- **INSTRUCTION**
Which lines in the records below contain the word "differentiable"? Copy each of them.

- **EXTRACTED ENTRIES**
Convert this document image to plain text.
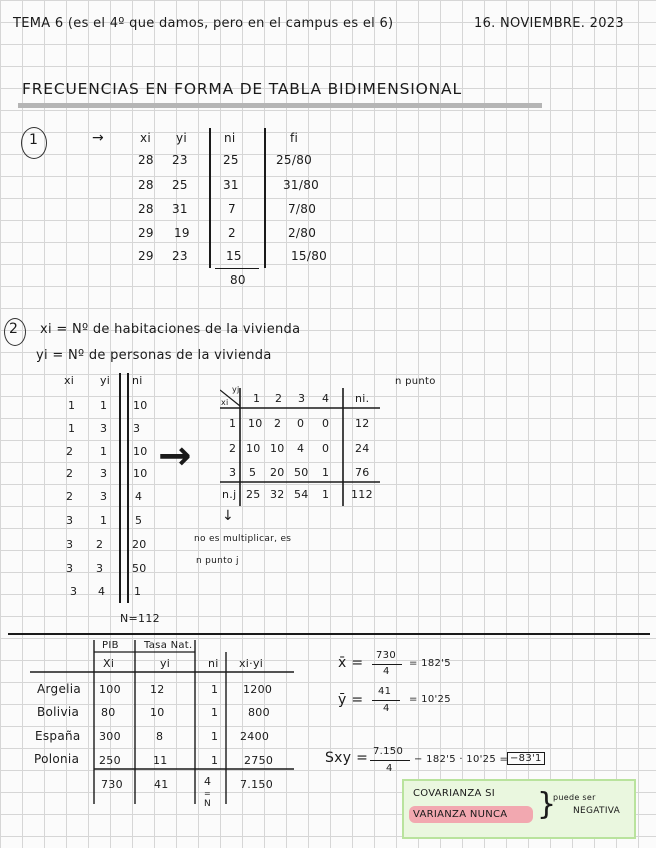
TEMA 6 (es el 4º que damos, pero en el campus es el 6)	16. NOVIEMBRE. 2023
FRECUENCIAS EN FORMA DE TABLA BIDIMENSIONAL
1	→	xi yi	ni	fi
28 23	25	25/80
28 25	31	31/80
28 31	7	7/80
29 19	2	2/80
29 23	15	15/80
80
2 xi = Nº de habitaciones de la vivienda
yi = Nº de personas de la vivienda
xi yi ni
1 1 10
1 3 3
2 1 10
2 3 10
2 3	4
3 1	5
3 2	20
3 3	50
3 4	1
N=112
→
yj
xi 1 2 3 4 ni.
n punto
1 10 2 0 0 12
2 10 10 4 0 24
3 5 20 50 1 76
n.j 25 32 54 1 112
↓
no es multiplicar, es
n punto j
PIB	Tasa Nat.
Xi	yi	ni xi·yi
Argelia 100	12	1 1200
Bolivia 80	10	1	800
España 300	8	1 2400
Polonia 250	11	1 2750
730	41	4	7.150
=
N
x̄ = 730
4
= 182'5
ȳ =
41
4
= 10'25
Sxy = 7.150
4
− 182'5 · 10'25 = −83'1
COVARIANZA SI
VARIANZA NUNCA }
puede ser
NEGATIVA
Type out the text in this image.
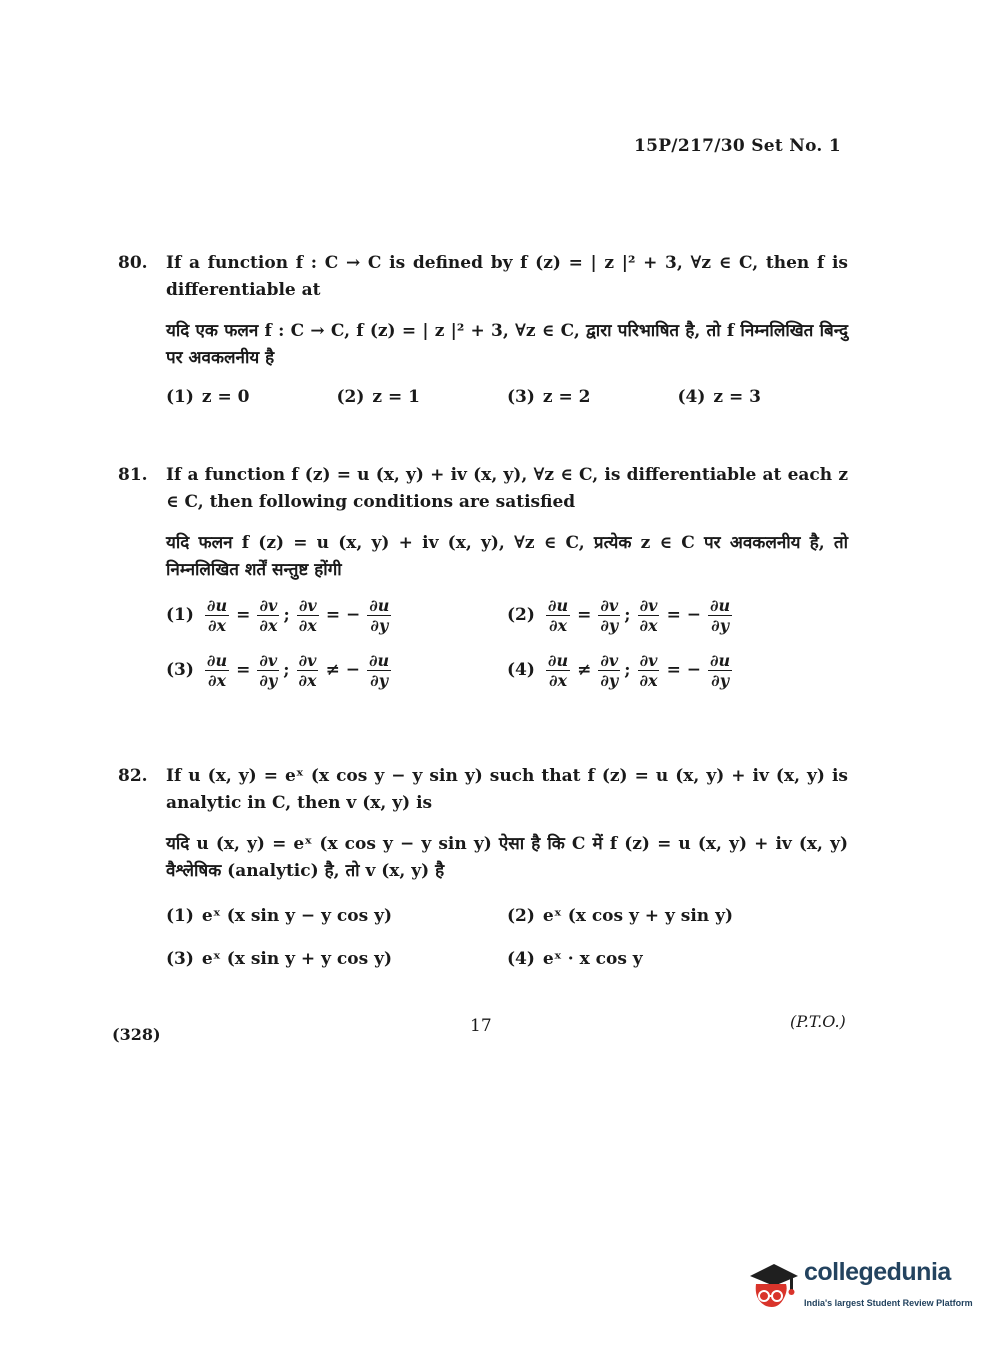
15P/217/30 Set No. 1
80. If a function f : C → C is defined by f (z) = | z |² + 3, ∀z ∈ C, then f is differentiable at
यदि एक फलन f : C → C, f (z) = | z |² + 3, ∀z ∈ C, द्वारा परिभाषित है, तो f निम्नलिखित बिन्दु पर अवकलनीय है
(1) z = 0	(2) z = 1	(3) z = 2	(4) z = 3
81. If a function f (z) = u (x, y) + iv (x, y), ∀z ∈ C, is differentiable at each z ∈ C, then following conditions are satisfied
यदि फलन f (z) = u (x, y) + iv (x, y), ∀z ∈ C, प्रत्येक z ∈ C पर अवकलनीय है, तो निम्नलिखित शर्तें सन्तुष्ट होंगी
$(1) \frac{\partial u}{\partial x} = \frac{\partial v}{\partial x}$ ; $\frac{\partial v}{\partial x}$ = − $\frac{\partial u}{\partial y}$	$(2) \frac{\partial u}{\partial x} = \frac{\partial v}{\partial y}$ ; $\frac{\partial v}{\partial x}$ = − $\frac{\partial u}{\partial y}$
$(3) \frac{\partial u}{\partial x} = \frac{\partial v}{\partial y}$ ; $\frac{\partial v}{\partial x}$ ≠ − $\frac{\partial u}{\partial y}$	$(4) \frac{\partial u}{\partial x} \ne \frac{\partial v}{\partial y}$ ; $\frac{\partial v}{\partial x}$ = − $\frac{\partial u}{\partial y}$
82. If u (x, y) = eˣ (x cos y − y sin y) such that f (z) = u (x, y) + iv (x, y) is analytic in C, then v (x, y) is
यदि u (x, y) = eˣ (x cos y − y sin y) ऐसा है कि C में f (z) = u (x, y) + iv (x, y) वैश्लेषिक (analytic) है, तो v (x, y) है
(1) eˣ (x sin y − y cos y)	(2) eˣ (x cos y + y sin y)
(3) eˣ (x sin y + y cos y)	(4) eˣ · x cos y
(328)	17	(P.T.O.)
collegedunia
India's largest Student Review Platform
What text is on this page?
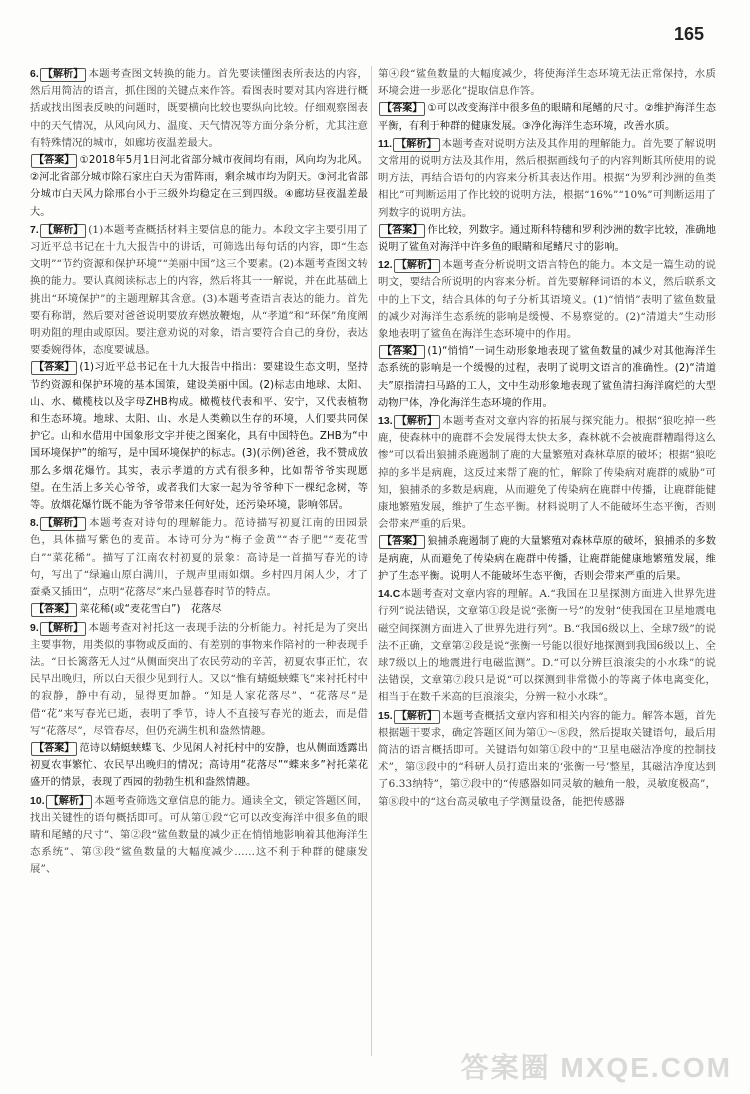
165

6. 【解析】 本题考查图文转换的能力。首先要读懂图表所表达的内容，然后用简洁的语言，抓住图的关键点来作答。看图表时要对其内容进行概括或找出图表反映的问题时，既要横向比较也要纵向比较。仔细观察图表中的天气情况，从风向风力、温度、天气情况等方面分条分析，尤其注意有特殊情况的城市，如廊坊夜温差最大。

【答案】 ①2018年5月1日河北省部分城市夜间均有雨，风向均为北风。②河北省部分城市除石家庄白天为雷阵雨，剩余城市均为阴天。③河北省部分城市白天风力除邢台小于三级外均稳定在三到四级。④廊坊昼夜温差最大。

7. 【解析】 (1)本题考查概括材料主要信息的能力。本段文字主要引用了习近平总书记在十九大报告中的讲话，可筛选出每句话的内容，即“生态文明”“节约资源和保护环境”“美丽中国”这三个要素。(2)本题考查图文转换的能力。要认真阅读标志上的内容，然后将其一一解说，并在此基础上挑出“环境保护”的主题理解其含意。(3)本题考查语言表达的能力。首先要有称谓，然后要对爸爸说明要放弃燃放鞭炮，从“孝道”和“环保”角度阐明劝阻的理由或原因。要注意劝说的对象，语言要符合自己的身份，表达要委婉得体，态度要诚恳。

【答案】 (1)习近平总书记在十九大报告中指出：要建设生态文明，坚持节约资源和保护环境的基本国策，建设美丽中国。(2)标志由地球、太阳、山、水、橄榄枝以及字母ZHB构成。橄榄枝代表和平、安宁，又代表植物和生态环境。地球、太阳、山、水是人类赖以生存的环境，人们要共同保护它。山和水借用中国象形文字并使之图案化，具有中国特色。ZHB为“中国环境保护”的缩写，是中国环境保护的标志。(3)(示例)爸爸，我不赞成放那么多烟花爆竹。其实，表示孝道的方式有很多种，比如帮爷爷实现愿望。在生活上多关心爷爷，或者我们大家一起为爷爷种下一棵纪念树，等等。放烟花爆竹既不能为爷爷带来任何好处，还污染环境，影响邻居。

8. 【解析】 本题考查对诗句的理解能力。范诗描写初夏江南的田园景色，具体描写紫色的麦苗。本诗可分为“梅子金黄”“杏子肥”“麦花雪白”“菜花稀”。描写了江南农村初夏的景象：高诗是一首描写春光的诗句，写出了“绿遍山原白满川，子规声里雨如烟。乡村四月闲人少，才了蚕桑又插田”，点明“花落尽”来凸显暮春时节的特点。

【答案】 菜花稀(或“麦花雪白”)　花落尽

9. 【解析】 本题考查对衬托这一表现手法的分析能力。衬托是为了突出主要事物，用类似的事物或反面的、有差别的事物来作陪衬的一种表现手法。“日长篱落无人过”从侧面突出了农民劳动的辛苦，初夏农事正忙，农民早出晚归，所以白天很少见到行人。又以“惟有蜻蜓蛱蝶飞”来衬托村中的寂静，静中有动，显得更加静。“知是人家花落尽”、“花落尽”是借“花”来写春光已逝，表明了季节，诗人不直接写春光的逝去，而是借写“花落尽”，尽管春尽，但仍充满生机和盎然情趣。

【答案】 范诗以蜻蜓蛱蝶飞、少见闲人衬托村中的安静，也从侧面透露出初夏农事繁忙、农民早出晚归的情况；高诗用“花落尽”“蝶来多”衬托菜花盛开的情景，表现了西园的勃勃生机和盎然情趣。

10. 【解析】 本题考查筛选文章信息的能力。通读全文，锁定答题区间，找出关键性的语句概括即可。可从第①段“它可以改变海洋中很多鱼的眼睛和尾鳍的尺寸”、第②段“鲨鱼数量的减少正在悄悄地影响着其他海洋生态系统”、第③段“鲨鱼数量的大幅度减少……这不利于种群的健康发展”、

第④段“鲨鱼数量的大幅度减少，将使海洋生态环境无法正常保持，水质环境会进一步恶化”提取信息作答。

【答案】 ①可以改变海洋中很多鱼的眼睛和尾鳍的尺寸。②维护海洋生态平衡，有利于种群的健康发展。③净化海洋生态环境，改善水质。

11. 【解析】 本题考查对说明方法及其作用的理解能力。首先要了解说明文常用的说明方法及其作用，然后根据画线句子的内容判断其所使用的说明方法，再结合语句的内容来分析其表达作用。根据“为罗利沙洲的鱼类相比”可判断运用了作比较的说明方法，根据“16%”“10%”可判断运用了列数字的说明方法。

【答案】 作比较，列数字。通过斯科特穗和罗利沙洲的数字比较，准确地说明了鲨鱼对海洋中许多鱼的眼睛和尾鳍尺寸的影响。

12. 【解析】 本题考查分析说明文语言特色的能力。本文是一篇生动的说明文，要结合所说明的内容来分析。首先要解释词语的本义，然后联系文中的上下文，结合具体的句子分析其语境义。(1)“悄悄”表明了鲨鱼数量的减少对海洋生态系统的影响是缓慢、不易察觉的。(2)“清道夫”生动形象地表明了鲨鱼在海洋生态环境中的作用。

【答案】 (1)“悄悄”一词生动形象地表现了鲨鱼数量的减少对其他海洋生态系统的影响是一个缓慢的过程，表明了说明文语言的准确性。(2)“清道夫”原指清扫马路的工人，文中生动形象地表现了鲨鱼清扫海洋腐烂的大型动物尸体，净化海洋生态环境的作用。

13. 【解析】 本题考查对文章内容的拓展与探究能力。根据“狼吃掉一些鹿，使森林中的鹿群不会发展得太快太多，森林就不会被鹿群糟蹋得这么惨”可以看出狼捕杀鹿遏制了鹿的大量繁殖对森林草原的破坏；根据“狼吃掉的多半是病鹿，这反过来帮了鹿的忙，解除了传染病对鹿群的威胁”可知，狼捕杀的多数是病鹿，从而避免了传染病在鹿群中传播，让鹿群能健康地繁殖发展，维护了生态平衡。材料说明了人不能破坏生态平衡，否则会带来严重的后果。

【答案】 狼捕杀鹿遏制了鹿的大量繁殖对森林草原的破坏，狼捕杀的多数是病鹿，从而避免了传染病在鹿群中传播，让鹿群能健康地繁殖发展，维护了生态平衡。说明人不能破坏生态平衡，否则会带来严重的后果。

14.C本题考查对文章内容的理解。A.“我国在卫星探测方面进入世界先进行列”说法错误，文章第①段是说“张衡一号”的发射“使我国在卫星地震电磁空间探测方面进入了世界先进行列”。B.“我国6级以上、全球7级”的说法不正确，文章第②段是说“张衡一号能以很好地探测到我国6级以上、全球7级以上的地震进行电磁监测”。D.“可以分辨巨浪滚尖的小水珠”的说法错误，文章第⑦段只是说“可以探测到非常微小的等离子体电离变化，相当于在数千米高的巨浪滚尖，分辨一粒小水珠”。

15. 【解析】 本题考查概括文章内容和相关内容的能力。解答本题，首先根据题干要求，确定答题区间为第①～⑧段，然后提取关键语句，最后用简洁的语言概括即可。关键语句如第①段中的“卫星电磁洁净度的控制技术”，第③段中的“科研人员打造出来的‘张衡一号’整星，其磁洁净度达到了6.33纳特”，第⑦段中的“传感器如同灵敏的触角一般，灵敏度极高”，第⑧段中的“这台高灵敏电子学测量设备，能把传感器

答案圈 MXQE.COM
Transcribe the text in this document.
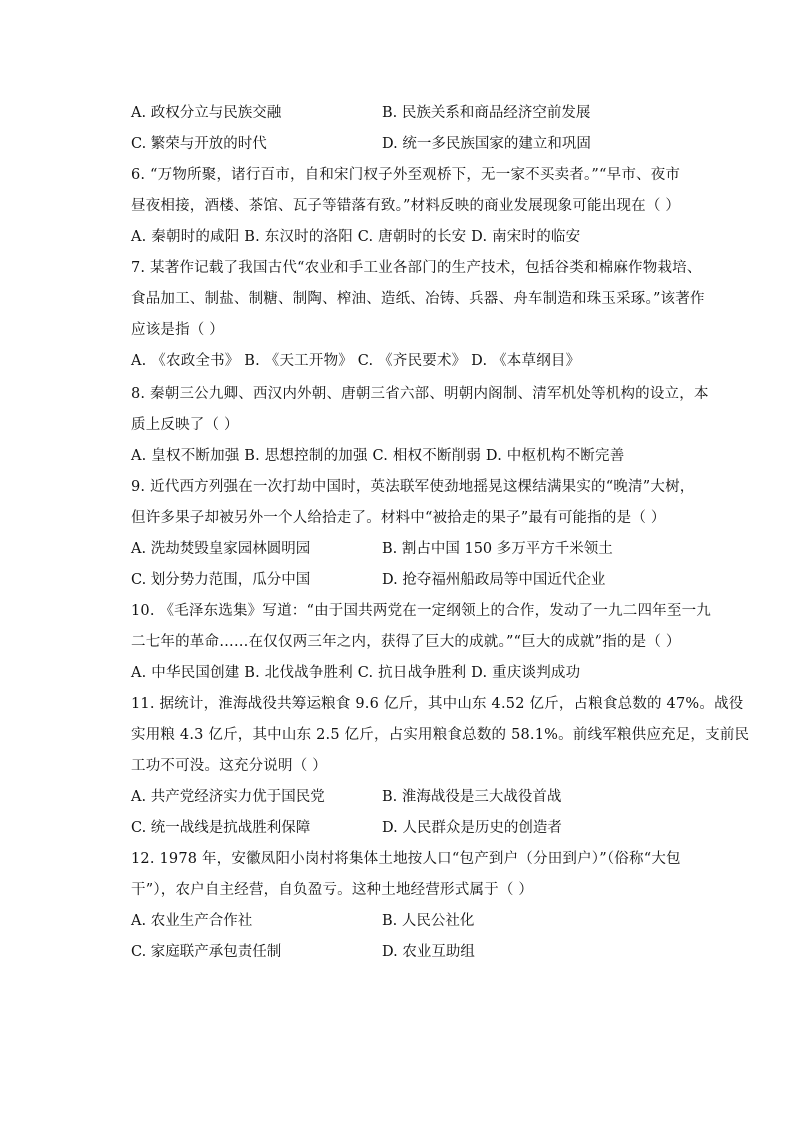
A. 政权分立与民族交融	B. 民族关系和商品经济空前发展
C. 繁荣与开放的时代	D. 统一多民族国家的建立和巩固
6. “万物所聚，诸行百市，自和宋门杈子外至观桥下，无一家不买卖者。”“早市、夜市
昼夜相接，酒楼、茶馆、瓦子等错落有致。”材料反映的商业发展现象可能出现在（ ）
A. 秦朝时的咸阳 B. 东汉时的洛阳 C. 唐朝时的长安 D. 南宋时的临安
7. 某著作记载了我国古代“农业和手工业各部门的生产技术，包括谷类和棉麻作物栽培、
食品加工、制盐、制糖、制陶、榨油、造纸、冶铸、兵器、舟车制造和珠玉采琢。”该著作
应该是指（ ）
A. 《农政全书》 B. 《天工开物》 C. 《齐民要术》 D. 《本草纲目》
8. 秦朝三公九卿、西汉内外朝、唐朝三省六部、明朝内阁制、清军机处等机构的设立，本
质上反映了（ ）
A. 皇权不断加强 B. 思想控制的加强 C. 相权不断削弱 D. 中枢机构不断完善
9. 近代西方列强在一次打劫中国时，英法联军使劲地摇晃这棵结满果实的“晚清”大树，
但许多果子却被另外一个人给拾走了。材料中“被拾走的果子”最有可能指的是（ ）
A. 洗劫焚毁皇家园林圆明园	B. 割占中国 150 多万平方千米领土
C. 划分势力范围，瓜分中国	D. 抢夺福州船政局等中国近代企业
10. 《毛泽东选集》写道：“由于国共两党在一定纲领上的合作，发动了一九二四年至一九
二七年的革命……在仅仅两三年之内，获得了巨大的成就。”“巨大的成就”指的是（ ）
A. 中华民国创建 B. 北伐战争胜利 C. 抗日战争胜利 D. 重庆谈判成功
11. 据统计，淮海战役共筹运粮食 9.6 亿斤，其中山东 4.52 亿斤，占粮食总数的 47%。战役
实用粮 4.3 亿斤，其中山东 2.5 亿斤，占实用粮食总数的 58.1%。前线军粮供应充足，支前民
工功不可没。这充分说明（ ）
A. 共产党经济实力优于国民党	B. 淮海战役是三大战役首战
C. 统一战线是抗战胜利保障	D. 人民群众是历史的创造者
12. 1978 年，安徽凤阳小岗村将集体土地按人口“包产到户（分田到户）”（俗称“大包
干”），农户自主经营，自负盈亏。这种土地经营形式属于（ ）
A. 农业生产合作社	B. 人民公社化
C. 家庭联产承包责任制	D. 农业互助组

- **RESULT FOR THIS TASK**
80. If a function f : C → C is defined by f (z) = | z |² + 3, ∀z ∈ C, then f is differentiable at
81. If a function f (z) = u (x, y) + iv (x, y), ∀z ∈ C, is differentiable at each z ∈ C, then following conditions are satisfied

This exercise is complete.